(Problem statement): Give every entry again, word for word and in full.

* begin Source data *

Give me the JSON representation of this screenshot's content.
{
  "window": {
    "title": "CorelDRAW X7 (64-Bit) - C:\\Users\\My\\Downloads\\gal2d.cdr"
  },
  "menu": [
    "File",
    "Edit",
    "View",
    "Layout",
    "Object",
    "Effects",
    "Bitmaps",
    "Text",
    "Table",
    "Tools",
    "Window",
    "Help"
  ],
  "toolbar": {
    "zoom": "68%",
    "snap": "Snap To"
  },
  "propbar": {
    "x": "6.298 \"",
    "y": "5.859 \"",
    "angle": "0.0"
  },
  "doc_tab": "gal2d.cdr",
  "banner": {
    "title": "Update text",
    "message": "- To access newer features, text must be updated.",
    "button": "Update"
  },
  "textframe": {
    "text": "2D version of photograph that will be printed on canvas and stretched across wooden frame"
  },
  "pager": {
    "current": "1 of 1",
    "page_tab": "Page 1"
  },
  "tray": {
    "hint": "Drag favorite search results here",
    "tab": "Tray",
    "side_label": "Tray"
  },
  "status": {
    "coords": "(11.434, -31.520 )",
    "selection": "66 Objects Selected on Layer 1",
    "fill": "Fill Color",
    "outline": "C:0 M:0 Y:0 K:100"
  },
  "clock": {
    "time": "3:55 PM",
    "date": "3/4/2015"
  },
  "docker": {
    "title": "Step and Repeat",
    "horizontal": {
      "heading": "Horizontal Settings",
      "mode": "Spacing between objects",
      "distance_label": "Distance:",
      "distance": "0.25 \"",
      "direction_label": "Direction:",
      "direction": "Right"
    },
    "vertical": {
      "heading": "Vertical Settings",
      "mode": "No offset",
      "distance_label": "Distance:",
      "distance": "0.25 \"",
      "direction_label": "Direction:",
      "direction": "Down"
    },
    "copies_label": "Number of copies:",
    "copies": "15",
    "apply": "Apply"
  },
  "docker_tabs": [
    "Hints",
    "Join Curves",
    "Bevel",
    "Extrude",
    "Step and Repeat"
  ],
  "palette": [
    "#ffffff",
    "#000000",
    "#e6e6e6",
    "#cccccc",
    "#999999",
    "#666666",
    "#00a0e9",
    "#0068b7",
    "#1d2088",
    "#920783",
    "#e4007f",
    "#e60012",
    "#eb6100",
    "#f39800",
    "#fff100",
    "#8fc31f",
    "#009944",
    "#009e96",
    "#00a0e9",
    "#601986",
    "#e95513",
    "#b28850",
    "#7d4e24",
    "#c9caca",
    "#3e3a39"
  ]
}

* end Source data *

(Exercise result):
Give me the JSON representation of this screenshot's content.
{
  "window": {
    "title": "CorelDRAW X7 (64-Bit) - C:\\Users\\My\\Downloads\\gal2d.cdr"
  },
  "menu": [
    "File",
    "Edit",
    "View",
    "Layout",
    "Object",
    "Effects",
    "Bitmaps",
    "Text",
    "Table",
    "Tools",
    "Window",
    "Help"
  ],
  "toolbar": {
    "zoom": "68%",
    "snap": "Snap To"
  },
  "propbar": {
    "x": "6.298 \"",
    "y": "5.859 \"",
    "angle": "0.0"
  },
  "doc_tab": "gal2d.cdr",
  "banner": {
    "title": "Update text",
    "message": "- To access newer features, text must be updated.",
    "button": "Update"
  },
  "textframe": {
    "text": "2D version of photograph that will be printed on canvas and stretched across wooden frame"
  },
  "pager": {
    "current": "1 of 1",
    "page_tab": "Page 1"
  },
  "tray": {
    "hint": "Drag favorite search results here",
    "tab": "Tray",
    "side_label": "Tray"
  },
  "status": {
    "coords": "(11.434, -31.520 )",
    "selection": "66 Objects Selected on Layer 1",
    "fill": "Fill Color",
    "outline": "C:0 M:0 Y:0 K:100"
  },
  "clock": {
    "time": "3:55 PM",
    "date": "3/4/2015"
  },
  "docker": {
    "title": "Step and Repeat",
    "horizontal": {
      "heading": "Horizontal Settings",
      "mode": "Spacing between objects",
      "distance_label": "Distance:",
      "distance": "0.25 \"",
      "direction_label": "Direction:",
      "direction": "Right"
    },
    "vertical": {
      "heading": "Vertical Settings",
      "mode": "No offset",
      "distance_label": "Distance:",
      "distance": "0.25 \"",
      "direction_label": "Direction:",
      "direction": "Down"
    },
    "copies_label": "Number of copies:",
    "copies": "15",
    "apply": "Apply"
  },
  "docker_tabs": [
    "Hints",
    "Join Curves",
    "Bevel",
    "Extrude",
    "Step and Repeat"
  ],
  "palette": [
    "#ffffff",
    "#000000",
    "#e6e6e6",
    "#cccccc",
    "#999999",
    "#666666",
    "#00a0e9",
    "#0068b7",
    "#1d2088",
    "#920783",
    "#e4007f",
    "#e60012",
    "#eb6100",
    "#f39800",
    "#fff100",
    "#8fc31f",
    "#009944",
    "#009e96",
    "#00a0e9",
    "#601986",
    "#e95513",
    "#b28850",
    "#7d4e24",
    "#c9caca",
    "#3e3a39"
  ]
}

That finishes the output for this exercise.